§ Task goal: Write every line out verbatim and omit the pictures.

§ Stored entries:
- - -

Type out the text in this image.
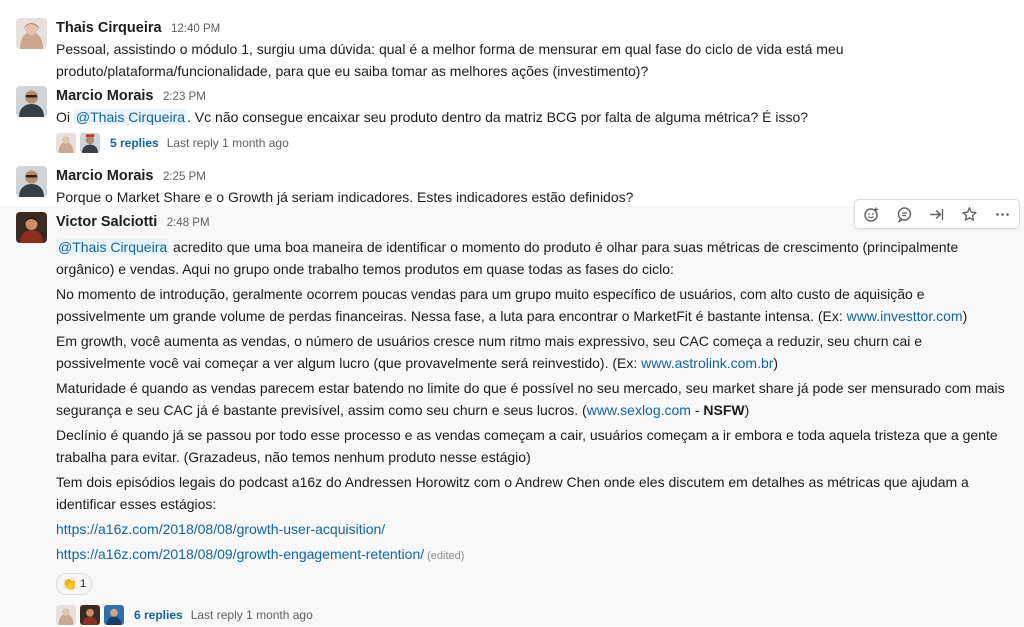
Thais Cirqueira 12:40 PM

Pessoal, assistindo o módulo 1, surgiu uma dúvida: qual é a melhor forma de mensurar em qual fase do ciclo de vida está meu produto/plataforma/funcionalidade, para que eu saiba tomar as melhores ações (investimento)?

Marcio Morais 2:23 PM

Oi @Thais Cirqueira . Vc não consegue encaixar seu produto dentro da matriz BCG por falta de alguma métrica? É isso?

5 replies Last reply 1 month ago
Marcio Morais 2:25 PM

Porque o Market Share e o Growth já seriam indicadores. Estes indicadores estão definidos?

Victor Salciotti 2:48 PM

@Thais Cirqueira acredito que uma boa maneira de identificar o momento do produto é olhar para suas métricas de crescimento (principalmente orgânico) e vendas. Aqui no grupo onde trabalho temos produtos em quase todas as fases do ciclo:

No momento de introdução, geralmente ocorrem poucas vendas para um grupo muito específico de usuários, com alto custo de aquisição e possivelmente um grande volume de perdas financeiras. Nessa fase, a luta para encontrar o MarketFit é bastante intensa. (Ex: www.investtor.com)

Em growth, você aumenta as vendas, o número de usuários cresce num ritmo mais expressivo, seu CAC começa a reduzir, seu churn cai e possivelmente você vai começar a ver algum lucro (que provavelmente será reinvestido). (Ex: www.astrolink.com.br)

Maturidade é quando as vendas parecem estar batendo no limite do que é possível no seu mercado, seu market share já pode ser mensurado com mais segurança e seu CAC já é bastante previsível, assim como seu churn e seus lucros. (www.sexlog.com - NSFW)

Declínio é quando já se passou por todo esse processo e as vendas começam a cair, usuários começam a ir embora e toda aquela tristeza que a gente trabalha para evitar. (Grazadeus, não temos nenhum produto nesse estágio)

Tem dois episódios legais do podcast a16z do Andressen Horowitz com o Andrew Chen onde eles discutem em detalhes as métricas que ajudam a identificar esses estágios:

https://a16z.com/2018/08/08/growth-user-acquisition/

https://a16z.com/2018/08/09/growth-engagement-retention/ (edited)

👏 1
6 replies Last reply 1 month ago
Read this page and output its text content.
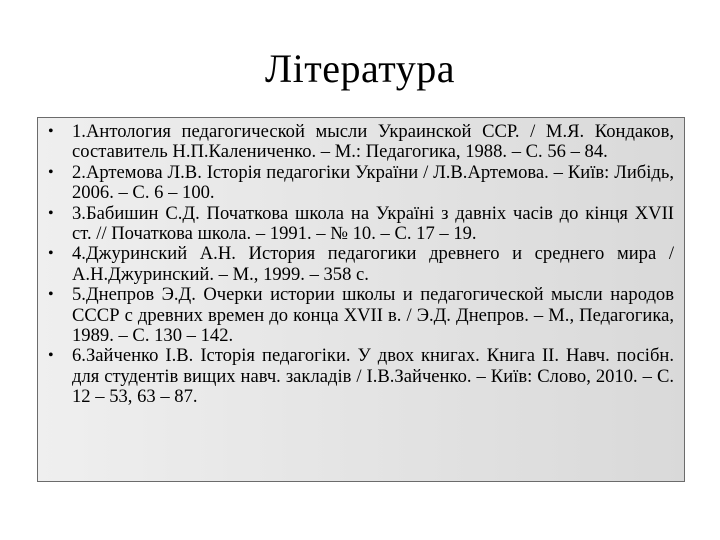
Література
• 1.Антология педагогической мысли Украинской ССР. / М.Я. Кондаков, составитель Н.П.Калениченко. – М.: Педагогика, 1988. – С. 56 – 84.
• 2.Артемова Л.В. Історія педагогіки України / Л.В.Артемова. – Київ: Либідь, 2006. – С. 6 – 100.
• 3.Бабишин С.Д. Початкова школа на Україні з давніх часів до кінця XVII ст. // Початкова школа. – 1991. – № 10. – С. 17 – 19.
• 4.Джуринский А.Н. История педагогики древнего и среднего мира / А.Н.Джуринский. – М., 1999. – 358 с.
• 5.Днепров Э.Д. Очерки истории школы и педагогической мысли народов СССР с древних времен до конца XVII в. / Э.Д. Днепров. – М., Педагогика, 1989. – С. 130 – 142.
• 6.Зайченко І.В. Історія педагогіки. У двох книгах. Книга ІІ. Навч. посібн. для студентів вищих навч. закладів / І.В.Зайченко. – Київ: Слово, 2010. – С. 12 – 53, 63 – 87.
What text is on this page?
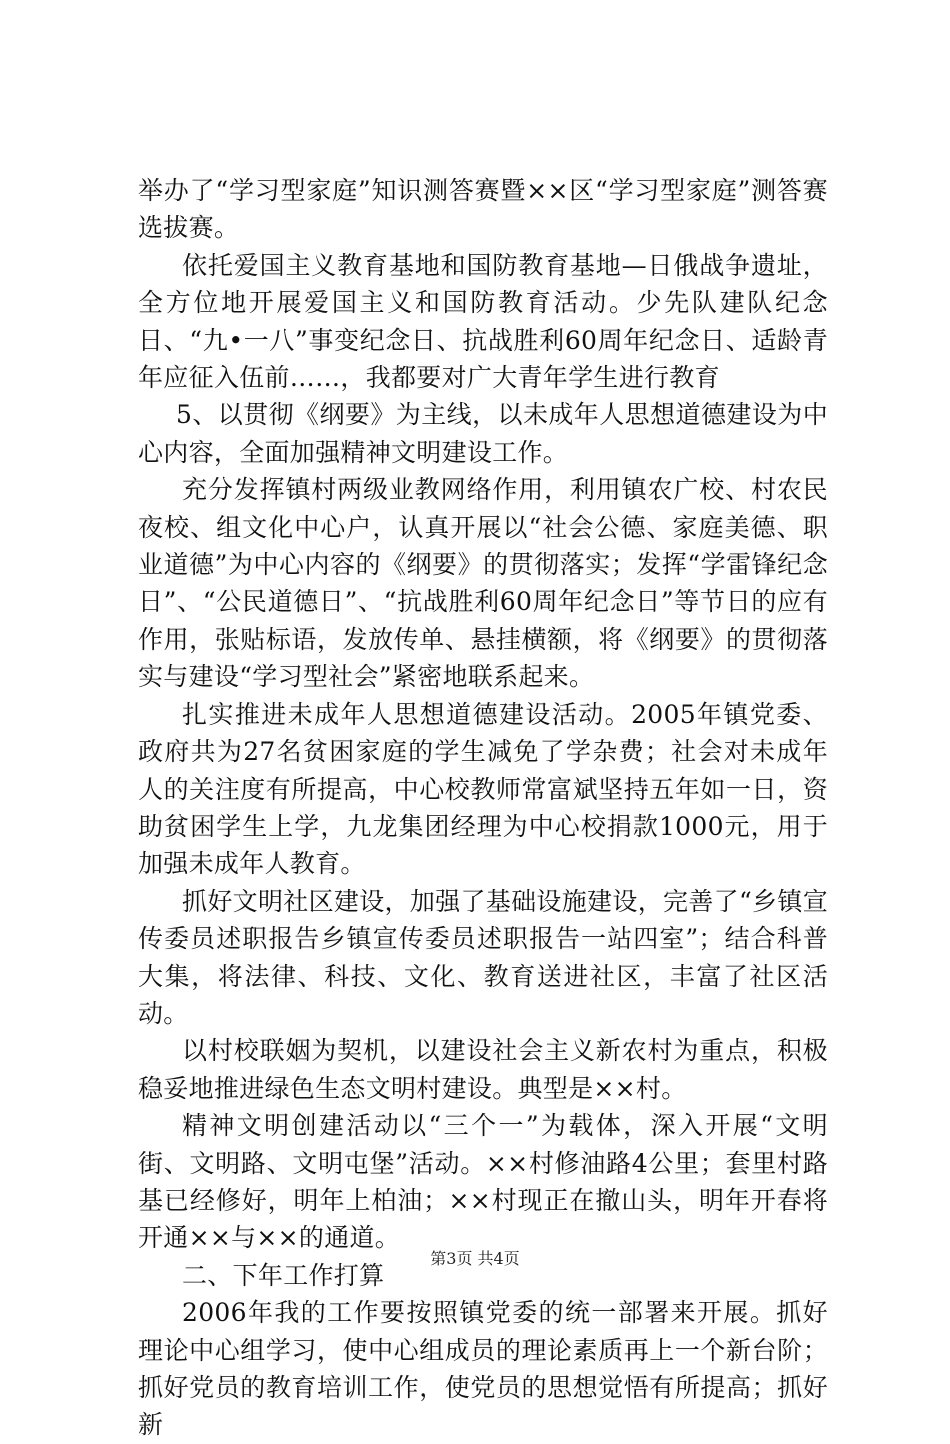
举办了“学习型家庭”知识测答赛暨××区“学习型家庭”测答赛选拔赛。

依托爱国主义教育基地和国防教育基地—日俄战争遗址，全方位地开展爱国主义和国防教育活动。少先队建队纪念日、“九•一八”事变纪念日、抗战胜利60周年纪念日、适龄青年应征入伍前……，我都要对广大青年学生进行教育

5、以贯彻《纲要》为主线，以未成年人思想道德建设为中心内容，全面加强精神文明建设工作。

充分发挥镇村两级业教网络作用，利用镇农广校、村农民夜校、组文化中心户，认真开展以“社会公德、家庭美德、职业道德”为中心内容的《纲要》的贯彻落实；发挥“学雷锋纪念日”、“公民道德日”、“抗战胜利60周年纪念日”等节日的应有作用，张贴标语，发放传单、悬挂横额，将《纲要》的贯彻落实与建设“学习型社会”紧密地联系起来。

扎实推进未成年人思想道德建设活动。2005年镇党委、政府共为27名贫困家庭的学生减免了学杂费；社会对未成年人的关注度有所提高，中心校教师常富斌坚持五年如一日，资助贫困学生上学，九龙集团经理为中心校捐款1000元，用于加强未成年人教育。

抓好文明社区建设，加强了基础设施建设，完善了“乡镇宣传委员述职报告乡镇宣传委员述职报告一站四室”；结合科普大集，将法律、科技、文化、教育送进社区，丰富了社区活动。

以村校联姻为契机，以建设社会主义新农村为重点，积极稳妥地推进绿色生态文明村建设。典型是××村。

精神文明创建活动以“三个一”为载体，深入开展“文明街、文明路、文明屯堡”活动。××村修油路4公里；套里村路基已经修好，明年上柏油；××村现正在撤山头，明年开春将开通××与××的通道。

二、下年工作打算

2006年我的工作要按照镇党委的统一部署来开展。抓好理论中心组学习，使中心组成员的理论素质再上一个新台阶；抓好党员的教育培训工作，使党员的思想觉悟有所提高；抓好新

第3页 共4页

- - -

§ Correct result:
Type out the text in this image.
Thais Cirqueira 12:40 PM

Pessoal, assistindo o módulo 1, surgiu uma dúvida: qual é a melhor forma de mensurar em qual fase do ciclo de vida está meu produto/plataforma/funcionalidade, para que eu saiba tomar as melhores ações (investimento)?

Marcio Morais 2:23 PM

Oi @Thais Cirqueira . Vc não consegue encaixar seu produto dentro da matriz BCG por falta de alguma métrica? É isso?

5 replies Last reply 1 month ago
Marcio Morais 2:25 PM

Porque o Market Share e o Growth já seriam indicadores. Estes indicadores estão definidos?

Victor Salciotti 2:48 PM

@Thais Cirqueira acredito que uma boa maneira de identificar o momento do produto é olhar para suas métricas de crescimento (principalmente orgânico) e vendas. Aqui no grupo onde trabalho temos produtos em quase todas as fases do ciclo:

No momento de introdução, geralmente ocorrem poucas vendas para um grupo muito específico de usuários, com alto custo de aquisição e possivelmente um grande volume de perdas financeiras. Nessa fase, a luta para encontrar o MarketFit é bastante intensa. (Ex: www.investtor.com)

Em growth, você aumenta as vendas, o número de usuários cresce num ritmo mais expressivo, seu CAC começa a reduzir, seu churn cai e possivelmente você vai começar a ver algum lucro (que provavelmente será reinvestido). (Ex: www.astrolink.com.br)

Maturidade é quando as vendas parecem estar batendo no limite do que é possível no seu mercado, seu market share já pode ser mensurado com mais segurança e seu CAC já é bastante previsível, assim como seu churn e seus lucros. (www.sexlog.com - NSFW)

Declínio é quando já se passou por todo esse processo e as vendas começam a cair, usuários começam a ir embora e toda aquela tristeza que a gente trabalha para evitar. (Grazadeus, não temos nenhum produto nesse estágio)

Tem dois episódios legais do podcast a16z do Andressen Horowitz com o Andrew Chen onde eles discutem em detalhes as métricas que ajudam a identificar esses estágios:

https://a16z.com/2018/08/08/growth-user-acquisition/

https://a16z.com/2018/08/09/growth-engagement-retention/ (edited)

👏 1
6 replies Last reply 1 month ago
Read this page and output its text content.
Література
• 1.Антология педагогической мысли Украинской ССР. / М.Я. Кондаков, составитель Н.П.Калениченко. – М.: Педагогика, 1988. – С. 56 – 84.
• 2.Артемова Л.В. Історія педагогіки України / Л.В.Артемова. – Київ: Либідь, 2006. – С. 6 – 100.
• 3.Бабишин С.Д. Початкова школа на Україні з давніх часів до кінця XVII ст. // Початкова школа. – 1991. – № 10. – С. 17 – 19.
• 4.Джуринский А.Н. История педагогики древнего и среднего мира / А.Н.Джуринский. – М., 1999. – 358 с.
• 5.Днепров Э.Д. Очерки истории школы и педагогической мысли народов СССР с древних времен до конца XVII в. / Э.Д. Днепров. – М., Педагогика, 1989. – С. 130 – 142.
• 6.Зайченко І.В. Історія педагогіки. У двох книгах. Книга ІІ. Навч. посібн. для студентів вищих навч. закладів / І.В.Зайченко. – Київ: Слово, 2010. – С. 12 – 53, 63 – 87.
What text is on this page?
举办了“学习型家庭”知识测答赛暨××区“学习型家庭”测答赛选拔赛。

依托爱国主义教育基地和国防教育基地—日俄战争遗址，全方位地开展爱国主义和国防教育活动。少先队建队纪念日、“九•一八”事变纪念日、抗战胜利60周年纪念日、适龄青年应征入伍前……，我都要对广大青年学生进行教育

5、以贯彻《纲要》为主线，以未成年人思想道德建设为中心内容，全面加强精神文明建设工作。

充分发挥镇村两级业教网络作用，利用镇农广校、村农民夜校、组文化中心户，认真开展以“社会公德、家庭美德、职业道德”为中心内容的《纲要》的贯彻落实；发挥“学雷锋纪念日”、“公民道德日”、“抗战胜利60周年纪念日”等节日的应有作用，张贴标语，发放传单、悬挂横额，将《纲要》的贯彻落实与建设“学习型社会”紧密地联系起来。

扎实推进未成年人思想道德建设活动。2005年镇党委、政府共为27名贫困家庭的学生减免了学杂费；社会对未成年人的关注度有所提高，中心校教师常富斌坚持五年如一日，资助贫困学生上学，九龙集团经理为中心校捐款1000元，用于加强未成年人教育。

抓好文明社区建设，加强了基础设施建设，完善了“乡镇宣传委员述职报告乡镇宣传委员述职报告一站四室”；结合科普大集，将法律、科技、文化、教育送进社区，丰富了社区活动。

以村校联姻为契机，以建设社会主义新农村为重点，积极稳妥地推进绿色生态文明村建设。典型是××村。

精神文明创建活动以“三个一”为载体，深入开展“文明街、文明路、文明屯堡”活动。××村修油路4公里；套里村路基已经修好，明年上柏油；××村现正在撤山头，明年开春将开通××与××的通道。

二、下年工作打算

2006年我的工作要按照镇党委的统一部署来开展。抓好理论中心组学习，使中心组成员的理论素质再上一个新台阶；抓好党员的教育培训工作，使党员的思想觉悟有所提高；抓好新

第3页 共4页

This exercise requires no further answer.